-- Start of Given data --
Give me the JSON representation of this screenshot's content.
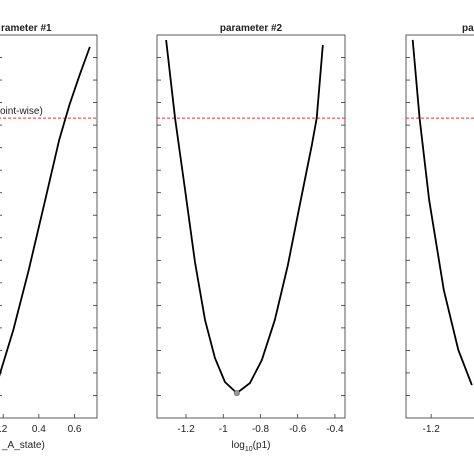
{
  "chart_data": [
    {
      "type": "line",
      "title": "rameter #1",
      "xlabel": "_A_state)",
      "threshold_label": "oint-wise)",
      "x": [
        0.171,
        0.257,
        0.343,
        0.429,
        0.514,
        0.571,
        0.629,
        0.686
      ],
      "series": [
        {
          "color": "#000000",
          "values": [
            0.99,
            2.3,
            3.86,
            5.56,
            7.26,
            8.17,
            8.96,
            9.69
          ]
        }
      ],
      "threshold": 7.83,
      "threshold_color": "#e03030",
      "xlim": [
        0.171,
        0.726
      ],
      "ylim": [
        0,
        10
      ],
      "xticks": [
        {
          "value": 0.2,
          "label": ".2"
        },
        0.4,
        0.6
      ]
    },
    {
      "type": "line",
      "title": "parameter #2",
      "xlabel": "log",
      "xlabel_sub": "10",
      "xlabel_rest": "(p1)",
      "x": [
        -1.307,
        -1.259,
        -1.205,
        -1.152,
        -1.098,
        -1.045,
        -0.991,
        -0.927,
        -0.857,
        -0.793,
        -0.723,
        -0.653,
        -0.589,
        -0.524,
        -0.498,
        -0.465
      ],
      "series": [
        {
          "color": "#000000",
          "values": [
            9.87,
            7.83,
            5.95,
            4.07,
            2.56,
            1.57,
            0.94,
            0.65,
            0.91,
            1.51,
            2.56,
            3.99,
            5.56,
            7.13,
            7.83,
            9.74
          ]
        }
      ],
      "optimum": {
        "x": -0.927,
        "y": 0.65
      },
      "threshold": 7.83,
      "threshold_color": "#e03030",
      "xlim": [
        -1.356,
        -0.346
      ],
      "ylim": [
        0,
        10
      ],
      "xticks": [
        -1.2,
        -1,
        -0.8,
        -0.6,
        -0.4
      ]
    },
    {
      "type": "line",
      "title": "para",
      "x": [
        -1.302,
        -1.264,
        -1.211,
        -1.13,
        -1.05,
        -0.975
      ],
      "series": [
        {
          "color": "#000000",
          "values": [
            9.87,
            7.83,
            5.69,
            3.34,
            1.78,
            0.86
          ]
        }
      ],
      "threshold": 7.83,
      "threshold_color": "#e03030",
      "xlim": [
        -1.339,
        -0.3
      ],
      "ylim": [
        0,
        10
      ],
      "xticks": [
        -1.2
      ]
    }
  ]
}
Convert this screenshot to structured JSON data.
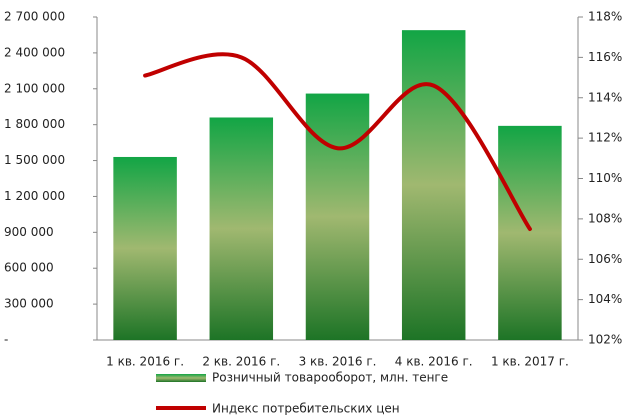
{
  "chart_data": {
    "type": "bar_line",
    "categories": [
      "1 кв. 2016 г.",
      "2 кв. 2016 г.",
      "3 кв. 2016 г.",
      "4 кв. 2016 г.",
      "1 кв. 2017 г."
    ],
    "series": [
      {
        "name": "Розничный товарооборот, млн. тенге",
        "type": "bar",
        "color": "#1aa64a",
        "values": [
          1530000,
          1860000,
          2060000,
          2590000,
          1790000
        ]
      },
      {
        "name": "Индекс потребительских цен",
        "type": "line",
        "axis": "y2",
        "color": "#c00000",
        "values": [
          115.1,
          116.0,
          111.5,
          114.6,
          107.5
        ]
      }
    ],
    "ylim": [
      0,
      2700000
    ],
    "yticks": [
      {
        "value": 0,
        "label": "-"
      },
      {
        "value": 300000,
        "label": "300 000"
      },
      {
        "value": 600000,
        "label": "600 000"
      },
      {
        "value": 900000,
        "label": "900 000"
      },
      {
        "value": 1200000,
        "label": "1 200 000"
      },
      {
        "value": 1500000,
        "label": "1 500 000"
      },
      {
        "value": 1800000,
        "label": "1 800 000"
      },
      {
        "value": 2100000,
        "label": "2 100 000"
      },
      {
        "value": 2400000,
        "label": "2 400 000"
      },
      {
        "value": 2700000,
        "label": "2 700 000"
      }
    ],
    "y2lim": [
      102,
      118
    ],
    "y2ticks": [
      {
        "value": 102,
        "label": "102%"
      },
      {
        "value": 104,
        "label": "104%"
      },
      {
        "value": 106,
        "label": "106%"
      },
      {
        "value": 108,
        "label": "108%"
      },
      {
        "value": 110,
        "label": "110%"
      },
      {
        "value": 112,
        "label": "112%"
      },
      {
        "value": 114,
        "label": "114%"
      },
      {
        "value": 116,
        "label": "116%"
      },
      {
        "value": 118,
        "label": "118%"
      }
    ],
    "grid": false,
    "legend": "bottom"
  }
}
-- End of Given data --
Given request: Show every line where the string "JSON" appears.

Response:
Give me the JSON representation of this screenshot's content.
Convert this screenshot to structured JSON data.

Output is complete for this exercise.